Supplied data:
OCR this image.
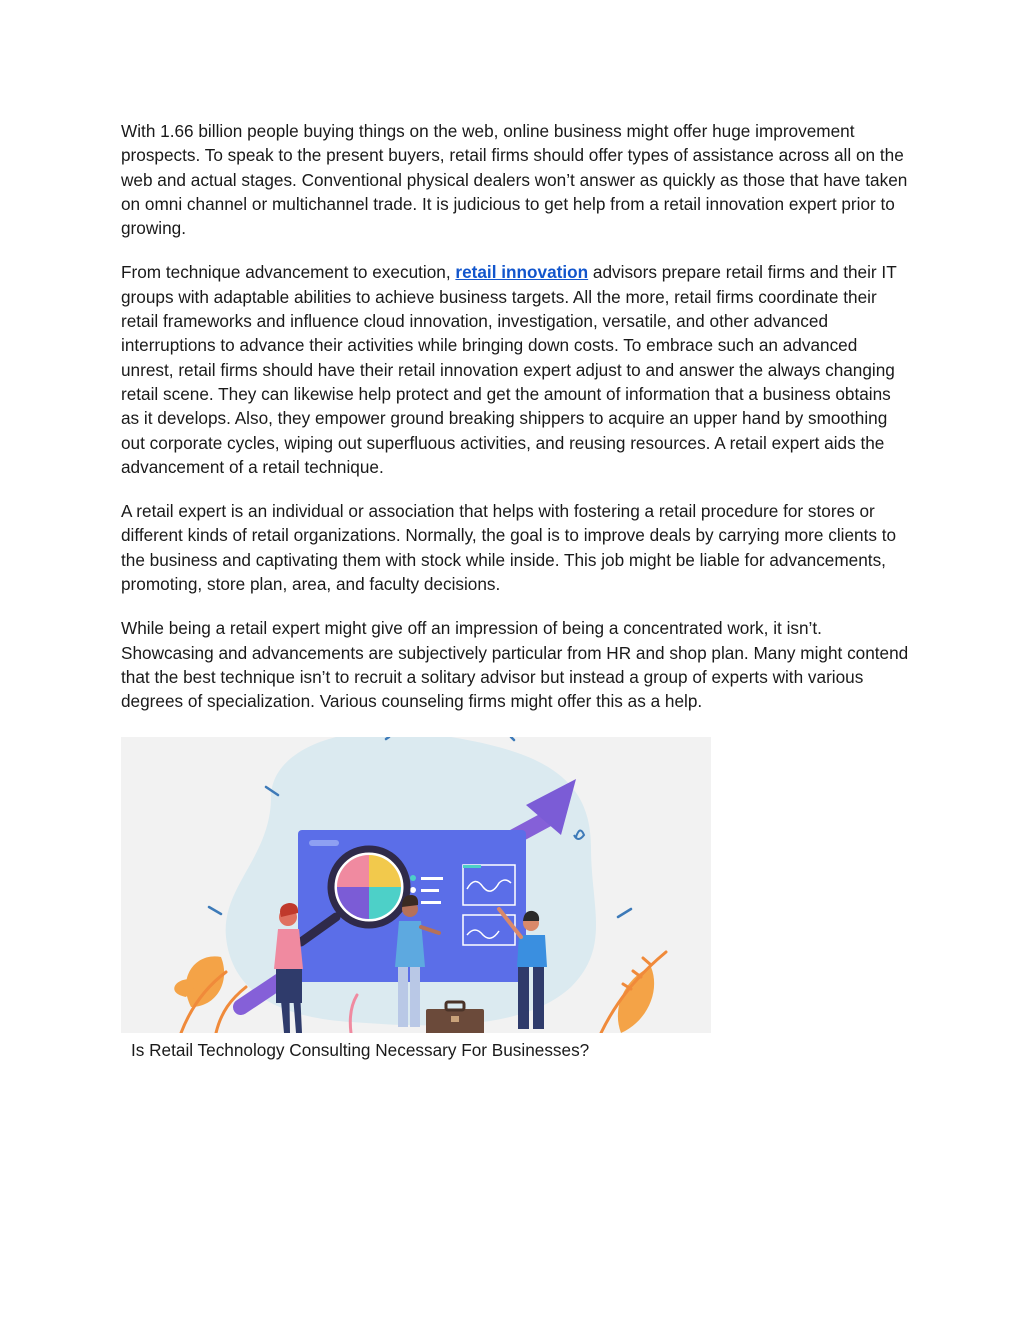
With 1.66 billion people buying things on the web, online business might offer huge improvement prospects. To speak to the present buyers, retail firms should offer types of assistance across all on the web and actual stages. Conventional physical dealers won’t answer as quickly as those that have taken on omni channel or multichannel trade. It is judicious to get help from a retail innovation expert prior to growing.

From technique advancement to execution, retail innovation advisors prepare retail firms and their IT groups with adaptable abilities to achieve business targets. All the more, retail firms coordinate their retail frameworks and influence cloud innovation, investigation, versatile, and other advanced interruptions to advance their activities while bringing down costs. To embrace such an advanced unrest, retail firms should have their retail innovation expert adjust to and answer the always changing retail scene. They can likewise help protect and get the amount of information that a business obtains as it develops. Also, they empower ground breaking shippers to acquire an upper hand by smoothing out corporate cycles, wiping out superfluous activities, and reusing resources. A retail expert aids the advancement of a retail technique.

A retail expert is an individual or association that helps with fostering a retail procedure for stores or different kinds of retail organizations. Normally, the goal is to improve deals by carrying more clients to the business and captivating them with stock while inside. This job might be liable for advancements, promoting, store plan, area, and faculty decisions.

While being a retail expert might give off an impression of being a concentrated work, it isn’t. Showcasing and advancements are subjectively particular from HR and shop plan. Many might contend that the best technique isn’t to recruit a solitary advisor but instead a group of experts with various degrees of specialization. Various counseling firms might offer this as a help.

Is Retail Technology Consulting Necessary For Businesses?
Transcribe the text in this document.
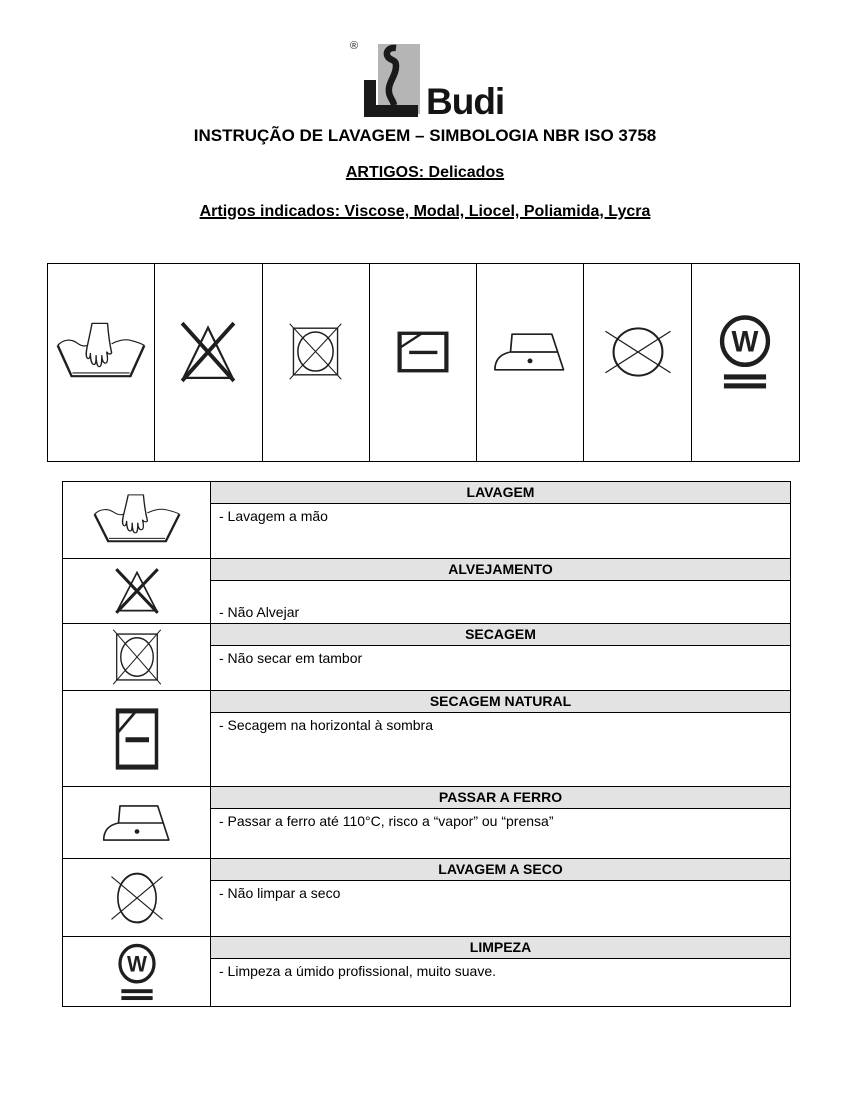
®
Budi
INSTRUÇÃO DE LAVAGEM – SIMBOLOGIA NBR ISO 3758
ARTIGOS: Delicados
Artigos indicados: Viscose, Modal, Liocel, Poliamida, Lycra
LAVAGEM
- Lavagem a mão
ALVEJAMENTO
- Não Alvejar
SECAGEM
- Não secar em tambor
SECAGEM NATURAL
- Secagem na horizontal à sombra
PASSAR A FERRO
- Passar a ferro até 110°C, risco a “vapor” ou “prensa”
LAVAGEM A SECO
- Não limpar a seco
LIMPEZA
- Limpeza a úmido profissional, muito suave.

Task instructions: Extract all the entries word for word; omit any pictures.

The result:
OCR this image.
With 1.66 billion people buying things on the web, online business might offer huge improvement prospects. To speak to the present buyers, retail firms should offer types of assistance across all on the web and actual stages. Conventional physical dealers won’t answer as quickly as those that have taken on omni channel or multichannel trade. It is judicious to get help from a retail innovation expert prior to growing.

From technique advancement to execution, retail innovation advisors prepare retail firms and their IT groups with adaptable abilities to achieve business targets. All the more, retail firms coordinate their retail frameworks and influence cloud innovation, investigation, versatile, and other advanced interruptions to advance their activities while bringing down costs. To embrace such an advanced unrest, retail firms should have their retail innovation expert adjust to and answer the always changing retail scene. They can likewise help protect and get the amount of information that a business obtains as it develops. Also, they empower ground breaking shippers to acquire an upper hand by smoothing out corporate cycles, wiping out superfluous activities, and reusing resources. A retail expert aids the advancement of a retail technique.

A retail expert is an individual or association that helps with fostering a retail procedure for stores or different kinds of retail organizations. Normally, the goal is to improve deals by carrying more clients to the business and captivating them with stock while inside. This job might be liable for advancements, promoting, store plan, area, and faculty decisions.

While being a retail expert might give off an impression of being a concentrated work, it isn’t. Showcasing and advancements are subjectively particular from HR and shop plan. Many might contend that the best technique isn’t to recruit a solitary advisor but instead a group of experts with various degrees of specialization. Various counseling firms might offer this as a help.

Is Retail Technology Consulting Necessary For Businesses?
Transcribe the text in this document.
®
Budi
INSTRUÇÃO DE LAVAGEM – SIMBOLOGIA NBR ISO 3758
ARTIGOS: Delicados
Artigos indicados: Viscose, Modal, Liocel, Poliamida, Lycra
LAVAGEM
- Lavagem a mão
ALVEJAMENTO
- Não Alvejar
SECAGEM
- Não secar em tambor
SECAGEM NATURAL
- Secagem na horizontal à sombra
PASSAR A FERRO
- Passar a ferro até 110°C, risco a “vapor” ou “prensa”
LAVAGEM A SECO
- Não limpar a seco
LIMPEZA
- Limpeza a úmido profissional, muito suave.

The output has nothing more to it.